-- start of Text excerpt --
To be honest I can't hear the difference...  . I grew up on bootleg Charlie Parker records and Pink Floyd tapes copied from copies of copies. I've never had an ear for production values, I just can't hear that way. The only bad mix for me is when something is too loud and covers everything else or when it's all a mud that you can't tell sounds apart. So it all has to be pretty extreme for me to even notice...


----------



## Tatiana Gordeeva (Dec 7, 2021)

Bollen said:


> To be honest I can't hear the difference...  . I grew up on bootleg Charlie Parker records and Pink Floyd tapes copied from copies of copies. I've never had an ear for production values, I just can't hear that way. The only bad mix for me is when something is too loud and covers everything else or when it's all a mud that you can't tell sounds apart. So it all has to be pretty extreme for me to even notice...


Thank you anyway for taking the time to listen again! It's very kind of you! ❤️

Maybe I'm a bit obsessed with this piece (I know I am) as it has a special place in my little Russian girl heart and holds within it a bit of my native country.


----------



## Tatiana Gordeeva (Dec 8, 2021)

Yoohoo! It's now an official demo for the new Soundiron's Winterbells library !!


----------



## Cass Hansen (Dec 8, 2021)

After reviewing the actual number of views and responses to your two threads, it’s obvious at this time that most are leaning towards “go to the dark side” versus go into the lite”! (I really was trying to avoid any epigrams on this post, but you know, it’s me. J)

This really is a beatifically sublime piece of music Tatianna! I’m not familiar with the melody (well now I am) but thanks so much for posting it. It was instantly added to my playlist for Christmas morning.

Have you divulged what bell library this is yet? I’m assuming it’s for an up and coming library and your busy doing official demos. The bells in this library are my cat’s meow. I love the pronounce, resonate, overtones to these. It makes them almost three dimensional. The cello was also very emotional and spot on. (Guess I heard your revised version)

And thanks for the history story of Christmas’s past and present, especially as it pertains to Russia.

I especially liked the part you pointed out of the irrational and ever changing status regarding the symbolic meaning of the tree itself over the years. Whatever’s convenient for one’s agenda I guess.

Happy holidays to you and your hubby and keep them coming, your music and your descriptive narratives which are linked to them, both are creative and inspiring!

Cass
Edit: Okay, when will I learn to look before posting.....duh, thanks for the link to the new library and congrats on the official demos.


----------



## Double Helix (Dec 8, 2021)

Just a lovely piece, inspires childlike wonder on a frosty morning. I echo my VI-Control colleagues' positive comments, only to add that the modulation at 0:52 is uplifting--great decision on your part.
-- end of Text excerpt --
Goal:
Revise the part of the forum thread that begins at the words "After reviewing the" and stops after "it’s me. J)", replacing "threads" with "topics", and write out the revised passage. The listing that comes next is separate material with no connection to the forum thread.
-- start of Given material --
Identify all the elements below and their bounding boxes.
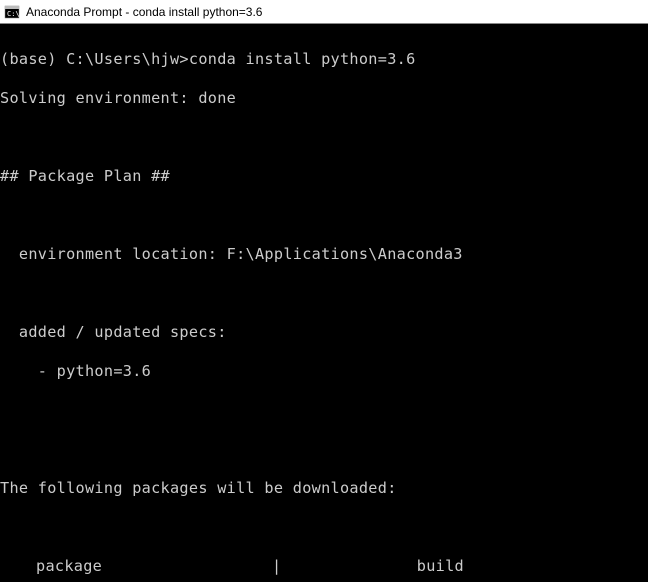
-- end of Given material --
Problem solution:
After reviewing the actual number of views and responses to your two topics, it’s obvious at this time that most are leaning towards “go to the dark side” versus go into the lite”! (I really was trying to avoid any epigrams on this post, but you know, it’s me. J)